Set task: Leave out any pictures and transcribe all other data below exactly.
____ Records for the exercise
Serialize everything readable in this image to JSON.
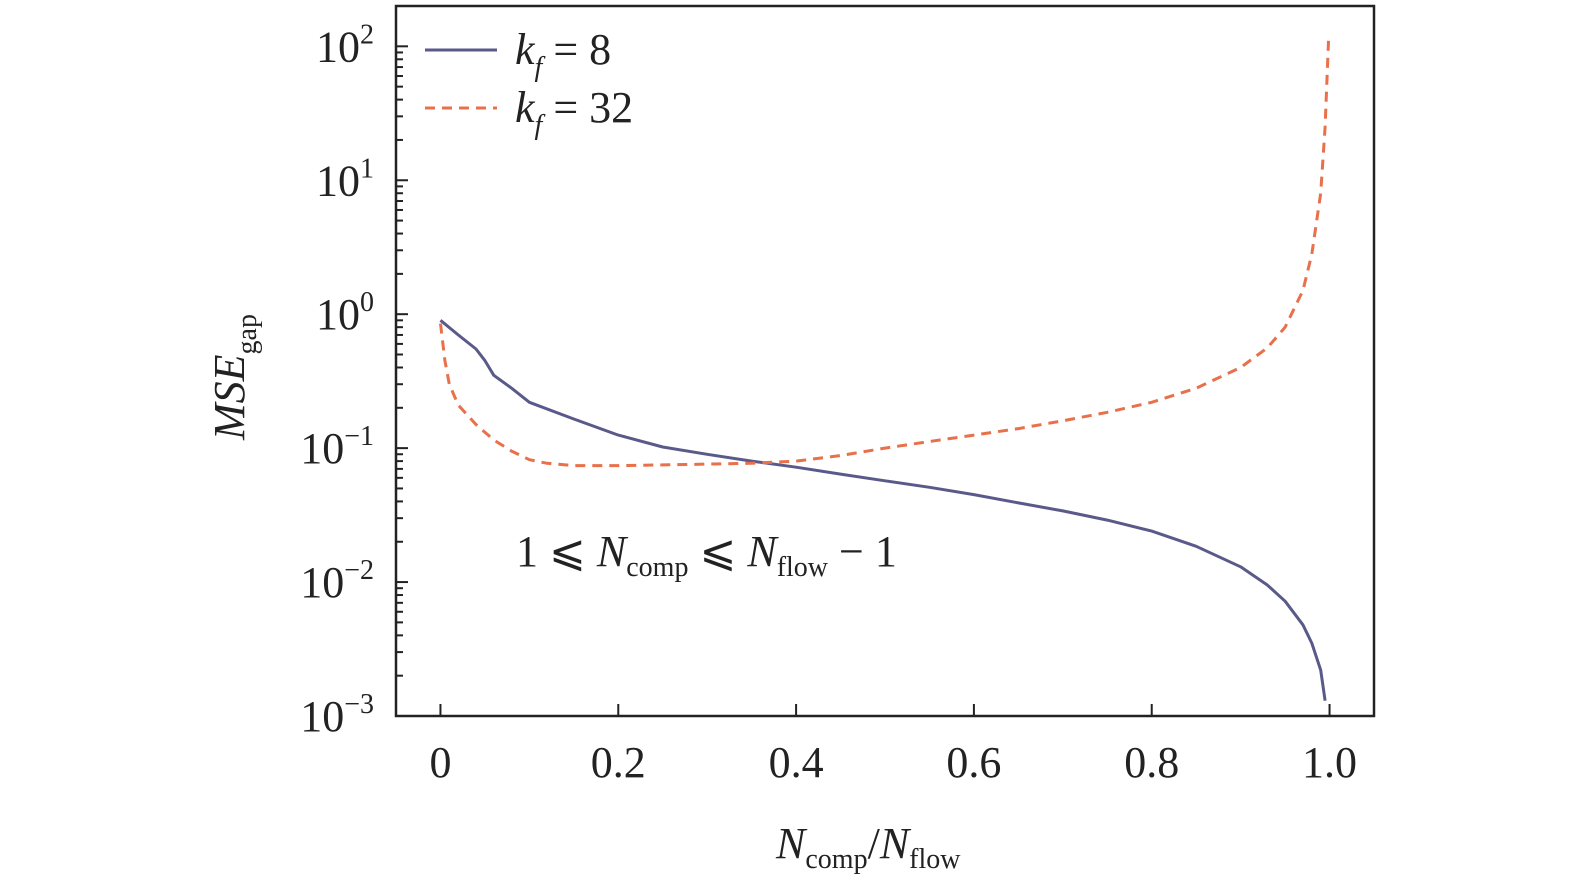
{
  "chart_data": {
    "type": "line",
    "y_scale": "log",
    "xlim": [
      -0.05,
      1.05
    ],
    "ylim": [
      0.001,
      200
    ],
    "x_ticks": [
      0,
      0.2,
      0.4,
      0.6,
      0.8,
      1.0
    ],
    "x_tick_labels": [
      "0",
      "0.2",
      "0.4",
      "0.6",
      "0.8",
      "1.0"
    ],
    "y_ticks": [
      {
        "value": 0.001,
        "base": "10",
        "exp": "−3"
      },
      {
        "value": 0.01,
        "base": "10",
        "exp": "−2"
      },
      {
        "value": 0.1,
        "base": "10",
        "exp": "−1"
      },
      {
        "value": 1,
        "base": "10",
        "exp": "0"
      },
      {
        "value": 10,
        "base": "10",
        "exp": "1"
      },
      {
        "value": 100,
        "base": "10",
        "exp": "2"
      }
    ],
    "xlabel": {
      "main1": "N",
      "sub1": "comp",
      "slash": "/",
      "main2": "N",
      "sub2": "flow"
    },
    "ylabel": {
      "main": "MSE",
      "sub": "gap"
    },
    "legend_position": "top-left",
    "annotation": {
      "pre": "1 ⩽ ",
      "n1": "N",
      "s1": "comp",
      "mid": " ⩽ ",
      "n2": "N",
      "s2": "flow",
      "post": " − 1"
    },
    "grid": false,
    "series": [
      {
        "name": "k_f = 8",
        "legend": {
          "k": "k",
          "sub": "f",
          "rest": " = 8"
        },
        "style": "solid",
        "color": "#5a5a8a",
        "x": [
          0,
          0.02,
          0.04,
          0.05,
          0.06,
          0.08,
          0.1,
          0.15,
          0.2,
          0.25,
          0.3,
          0.35,
          0.4,
          0.45,
          0.5,
          0.55,
          0.6,
          0.65,
          0.7,
          0.75,
          0.8,
          0.85,
          0.9,
          0.93,
          0.95,
          0.97,
          0.98,
          0.99,
          0.995
        ],
        "y": [
          0.9,
          0.7,
          0.55,
          0.45,
          0.35,
          0.28,
          0.22,
          0.165,
          0.125,
          0.102,
          0.09,
          0.08,
          0.072,
          0.064,
          0.057,
          0.051,
          0.045,
          0.039,
          0.034,
          0.029,
          0.024,
          0.0185,
          0.013,
          0.0095,
          0.0072,
          0.0048,
          0.0035,
          0.0022,
          0.0013
        ]
      },
      {
        "name": "k_f = 32",
        "legend": {
          "k": "k",
          "sub": "f",
          "rest": " = 32"
        },
        "style": "dashed",
        "color": "#e8704a",
        "x": [
          0,
          0.005,
          0.01,
          0.02,
          0.04,
          0.06,
          0.08,
          0.1,
          0.12,
          0.15,
          0.2,
          0.25,
          0.3,
          0.35,
          0.4,
          0.45,
          0.5,
          0.55,
          0.6,
          0.65,
          0.7,
          0.75,
          0.8,
          0.85,
          0.9,
          0.93,
          0.95,
          0.97,
          0.98,
          0.99,
          0.995,
          0.999
        ],
        "y": [
          0.85,
          0.45,
          0.3,
          0.21,
          0.15,
          0.115,
          0.095,
          0.082,
          0.077,
          0.074,
          0.074,
          0.075,
          0.076,
          0.077,
          0.08,
          0.088,
          0.1,
          0.112,
          0.125,
          0.14,
          0.16,
          0.185,
          0.22,
          0.28,
          0.4,
          0.56,
          0.8,
          1.5,
          2.8,
          8,
          25,
          120
        ]
      }
    ]
  }
}
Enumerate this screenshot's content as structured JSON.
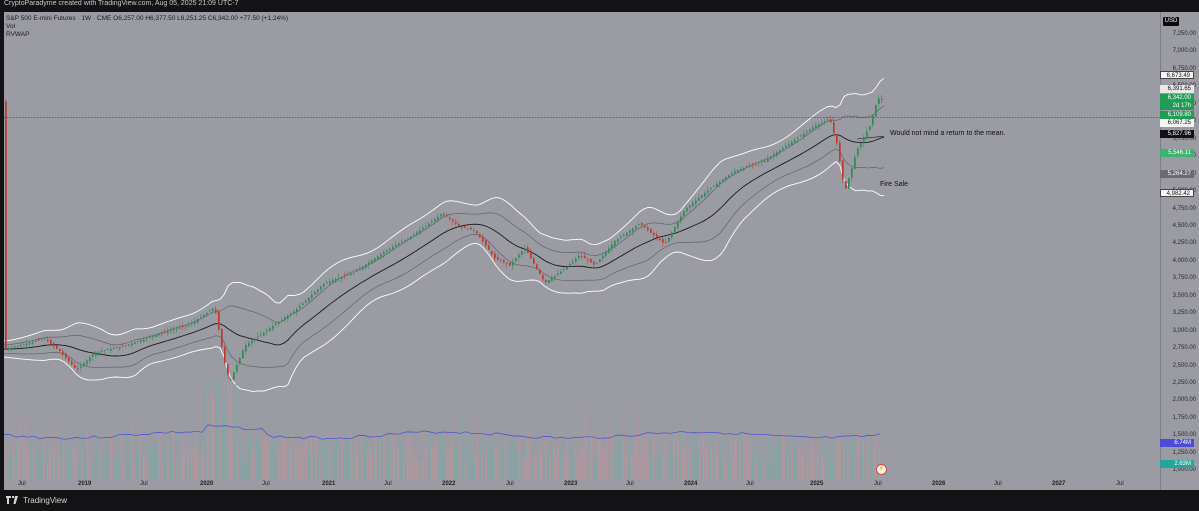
{
  "header": {
    "caption": "CryptoParadyme created with TradingView.com, Aug 05, 2025 21:09 UTC-7"
  },
  "legend": {
    "symbol_line": "S&P 500 E-mini Futures · 1W · CME   O6,257.00  H6,377.50  L6,251.25  C6,342.00  +77.50 (+1.24%)",
    "vol_label": "Vol",
    "rvwap_label": "RVWAP"
  },
  "currency_button": "USD",
  "price_labels": [
    "7,250.00",
    "7,000.00",
    "6,750.00",
    "6,500.00",
    "6,250.00",
    "6,000.00",
    "5,750.00",
    "5,500.00",
    "5,250.00",
    "5,000.00",
    "4,750.00",
    "4,500.00",
    "4,250.00",
    "4,000.00",
    "3,750.00",
    "3,500.00",
    "3,250.00",
    "3,000.00",
    "2,750.00",
    "2,500.00",
    "2,250.00",
    "2,000.00",
    "1,750.00",
    "1,500.00",
    "1,250.00",
    "1,000.00"
  ],
  "badges": {
    "upper_band": "6,673.49",
    "high": "6,391.65",
    "last": "6,342.00",
    "countdown": "2d 17h",
    "vwap_up": "6,109.80",
    "mean_dash": "6,067.25",
    "mean": "5,827.96",
    "green_mid": "5,546.11",
    "lower1": "5,264.27",
    "lower2": "4,982.42",
    "vol_ma": "6.74M",
    "vol": "2.63M"
  },
  "time_labels": [
    "Jul",
    "2019",
    "Jul",
    "2020",
    "Jul",
    "2021",
    "Jul",
    "2022",
    "Jul",
    "2023",
    "Jul",
    "2024",
    "Jul",
    "2025",
    "Jul",
    "2026",
    "Jul",
    "2027",
    "Jul"
  ],
  "annotations": {
    "mean_note": "Would not mind a return to the mean.",
    "fire_sale": "Fire Sale"
  },
  "footer": {
    "brand": "TradingView"
  },
  "colors": {
    "up": "#2e8b57",
    "down": "#c0392b",
    "vol_up": "#5fb6a8",
    "vol_down": "#d98a8a",
    "band_outer": "#ffffff",
    "mean_line": "#1a1a1a",
    "vol_ma": "#4c4cd6"
  }
}
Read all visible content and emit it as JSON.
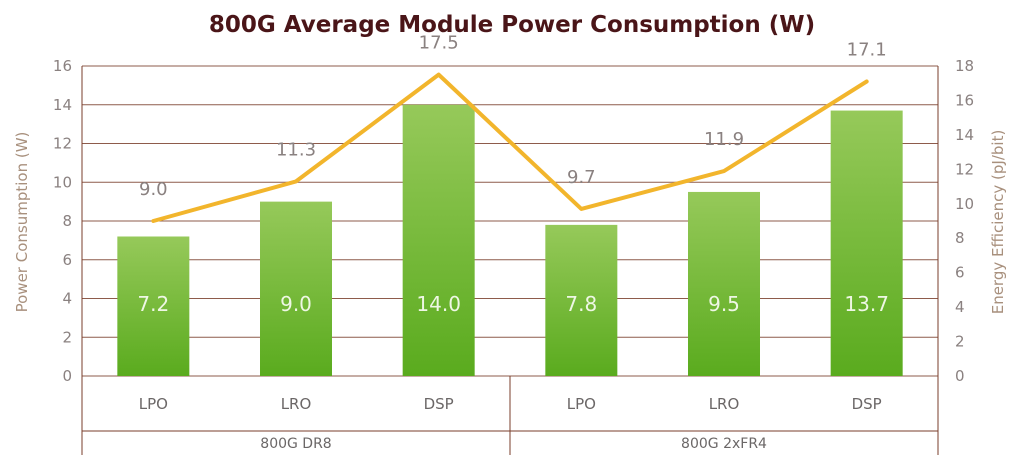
{
  "chart_data": {
    "type": "bar+line",
    "title": "800G Average Module Power Consumption (W)",
    "ylabel_left": "Power Consumption (W)",
    "ylabel_right": "Energy Efficiency (pJ/bit)",
    "ylim_left": [
      0,
      16
    ],
    "ylim_right": [
      0,
      18
    ],
    "yticks_left": [
      "0",
      "2",
      "4",
      "6",
      "8",
      "10",
      "12",
      "14",
      "16"
    ],
    "yticks_right": [
      "0",
      "2",
      "4",
      "6",
      "8",
      "10",
      "12",
      "14",
      "16",
      "18"
    ],
    "categories": [
      "LPO",
      "LRO",
      "DSP",
      "LPO",
      "LRO",
      "DSP"
    ],
    "groups": [
      {
        "name": "800G DR8",
        "span": 3
      },
      {
        "name": "800G 2xFR4",
        "span": 3
      }
    ],
    "series": [
      {
        "name": "Power Consumption (W)",
        "type": "bar",
        "axis": "left",
        "values": [
          7.2,
          9.0,
          14.0,
          7.8,
          9.5,
          13.7
        ],
        "labels": [
          "7.2",
          "9.0",
          "14.0",
          "7.8",
          "9.5",
          "13.7"
        ]
      },
      {
        "name": "Energy Efficiency (pJ/bit)",
        "type": "line",
        "axis": "right",
        "values": [
          9.0,
          11.3,
          17.5,
          9.7,
          11.9,
          17.1
        ],
        "labels": [
          "9.0",
          "11.3",
          "17.5",
          "9.7",
          "11.9",
          "17.1"
        ]
      }
    ],
    "colors": {
      "bar_top": "#96c95a",
      "bar_bottom": "#5aab1e",
      "line": "#f2b52c",
      "grid": "#7a3e2b",
      "title": "#4a1518"
    },
    "grid": true
  }
}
________
The reply:
Serialize everything readable in this image to JSON.
{
  "chart_data": {
    "type": "line",
    "y_scale": "log",
    "xlim": [
      -0.05,
      1.05
    ],
    "ylim": [
      0.001,
      200
    ],
    "x_ticks": [
      0,
      0.2,
      0.4,
      0.6,
      0.8,
      1.0
    ],
    "x_tick_labels": [
      "0",
      "0.2",
      "0.4",
      "0.6",
      "0.8",
      "1.0"
    ],
    "y_ticks": [
      {
        "value": 0.001,
        "base": "10",
        "exp": "−3"
      },
      {
        "value": 0.01,
        "base": "10",
        "exp": "−2"
      },
      {
        "value": 0.1,
        "base": "10",
        "exp": "−1"
      },
      {
        "value": 1,
        "base": "10",
        "exp": "0"
      },
      {
        "value": 10,
        "base": "10",
        "exp": "1"
      },
      {
        "value": 100,
        "base": "10",
        "exp": "2"
      }
    ],
    "xlabel": {
      "main1": "N",
      "sub1": "comp",
      "slash": "/",
      "main2": "N",
      "sub2": "flow"
    },
    "ylabel": {
      "main": "MSE",
      "sub": "gap"
    },
    "legend_position": "top-left",
    "annotation": {
      "pre": "1 ⩽ ",
      "n1": "N",
      "s1": "comp",
      "mid": " ⩽ ",
      "n2": "N",
      "s2": "flow",
      "post": " − 1"
    },
    "grid": false,
    "series": [
      {
        "name": "k_f = 8",
        "legend": {
          "k": "k",
          "sub": "f",
          "rest": " = 8"
        },
        "style": "solid",
        "color": "#5a5a8a",
        "x": [
          0,
          0.02,
          0.04,
          0.05,
          0.06,
          0.08,
          0.1,
          0.15,
          0.2,
          0.25,
          0.3,
          0.35,
          0.4,
          0.45,
          0.5,
          0.55,
          0.6,
          0.65,
          0.7,
          0.75,
          0.8,
          0.85,
          0.9,
          0.93,
          0.95,
          0.97,
          0.98,
          0.99,
          0.995
        ],
        "y": [
          0.9,
          0.7,
          0.55,
          0.45,
          0.35,
          0.28,
          0.22,
          0.165,
          0.125,
          0.102,
          0.09,
          0.08,
          0.072,
          0.064,
          0.057,
          0.051,
          0.045,
          0.039,
          0.034,
          0.029,
          0.024,
          0.0185,
          0.013,
          0.0095,
          0.0072,
          0.0048,
          0.0035,
          0.0022,
          0.0013
        ]
      },
      {
        "name": "k_f = 32",
        "legend": {
          "k": "k",
          "sub": "f",
          "rest": " = 32"
        },
        "style": "dashed",
        "color": "#e8704a",
        "x": [
          0,
          0.005,
          0.01,
          0.02,
          0.04,
          0.06,
          0.08,
          0.1,
          0.12,
          0.15,
          0.2,
          0.25,
          0.3,
          0.35,
          0.4,
          0.45,
          0.5,
          0.55,
          0.6,
          0.65,
          0.7,
          0.75,
          0.8,
          0.85,
          0.9,
          0.93,
          0.95,
          0.97,
          0.98,
          0.99,
          0.995,
          0.999
        ],
        "y": [
          0.85,
          0.45,
          0.3,
          0.21,
          0.15,
          0.115,
          0.095,
          0.082,
          0.077,
          0.074,
          0.074,
          0.075,
          0.076,
          0.077,
          0.08,
          0.088,
          0.1,
          0.112,
          0.125,
          0.14,
          0.16,
          0.185,
          0.22,
          0.28,
          0.4,
          0.56,
          0.8,
          1.5,
          2.8,
          8,
          25,
          120
        ]
      }
    ]
  }
}
Enumerate this screenshot's content as structured JSON.
{
  "header": {
    "caption": "CryptoParadyme created with TradingView.com, Aug 05, 2025 21:09 UTC-7"
  },
  "legend": {
    "symbol_line": "S&P 500 E-mini Futures · 1W · CME   O6,257.00  H6,377.50  L6,251.25  C6,342.00  +77.50 (+1.24%)",
    "vol_label": "Vol",
    "rvwap_label": "RVWAP"
  },
  "currency_button": "USD",
  "price_labels": [
    "7,250.00",
    "7,000.00",
    "6,750.00",
    "6,500.00",
    "6,250.00",
    "6,000.00",
    "5,750.00",
    "5,500.00",
    "5,250.00",
    "5,000.00",
    "4,750.00",
    "4,500.00",
    "4,250.00",
    "4,000.00",
    "3,750.00",
    "3,500.00",
    "3,250.00",
    "3,000.00",
    "2,750.00",
    "2,500.00",
    "2,250.00",
    "2,000.00",
    "1,750.00",
    "1,500.00",
    "1,250.00",
    "1,000.00"
  ],
  "badges": {
    "upper_band": "6,673.49",
    "high": "6,391.65",
    "last": "6,342.00",
    "countdown": "2d 17h",
    "vwap_up": "6,109.80",
    "mean_dash": "6,067.25",
    "mean": "5,827.96",
    "green_mid": "5,546.11",
    "lower1": "5,264.27",
    "lower2": "4,982.42",
    "vol_ma": "6.74M",
    "vol": "2.63M"
  },
  "time_labels": [
    "Jul",
    "2019",
    "Jul",
    "2020",
    "Jul",
    "2021",
    "Jul",
    "2022",
    "Jul",
    "2023",
    "Jul",
    "2024",
    "Jul",
    "2025",
    "Jul",
    "2026",
    "Jul",
    "2027",
    "Jul"
  ],
  "annotations": {
    "mean_note": "Would not mind a return to the mean.",
    "fire_sale": "Fire Sale"
  },
  "footer": {
    "brand": "TradingView"
  },
  "colors": {
    "up": "#2e8b57",
    "down": "#c0392b",
    "vol_up": "#5fb6a8",
    "vol_down": "#d98a8a",
    "band_outer": "#ffffff",
    "mean_line": "#1a1a1a",
    "vol_ma": "#4c4cd6"
  }
}
Read all visible content and emit it as JSON.
{
  "chart_data": {
    "type": "bar+line",
    "title": "800G Average Module Power Consumption (W)",
    "ylabel_left": "Power Consumption (W)",
    "ylabel_right": "Energy Efficiency (pJ/bit)",
    "ylim_left": [
      0,
      16
    ],
    "ylim_right": [
      0,
      18
    ],
    "yticks_left": [
      "0",
      "2",
      "4",
      "6",
      "8",
      "10",
      "12",
      "14",
      "16"
    ],
    "yticks_right": [
      "0",
      "2",
      "4",
      "6",
      "8",
      "10",
      "12",
      "14",
      "16",
      "18"
    ],
    "categories": [
      "LPO",
      "LRO",
      "DSP",
      "LPO",
      "LRO",
      "DSP"
    ],
    "groups": [
      {
        "name": "800G DR8",
        "span": 3
      },
      {
        "name": "800G 2xFR4",
        "span": 3
      }
    ],
    "series": [
      {
        "name": "Power Consumption (W)",
        "type": "bar",
        "axis": "left",
        "values": [
          7.2,
          9.0,
          14.0,
          7.8,
          9.5,
          13.7
        ],
        "labels": [
          "7.2",
          "9.0",
          "14.0",
          "7.8",
          "9.5",
          "13.7"
        ]
      },
      {
        "name": "Energy Efficiency (pJ/bit)",
        "type": "line",
        "axis": "right",
        "values": [
          9.0,
          11.3,
          17.5,
          9.7,
          11.9,
          17.1
        ],
        "labels": [
          "9.0",
          "11.3",
          "17.5",
          "9.7",
          "11.9",
          "17.1"
        ]
      }
    ],
    "colors": {
      "bar_top": "#96c95a",
      "bar_bottom": "#5aab1e",
      "line": "#f2b52c",
      "grid": "#7a3e2b",
      "title": "#4a1518"
    },
    "grid": true
  }
}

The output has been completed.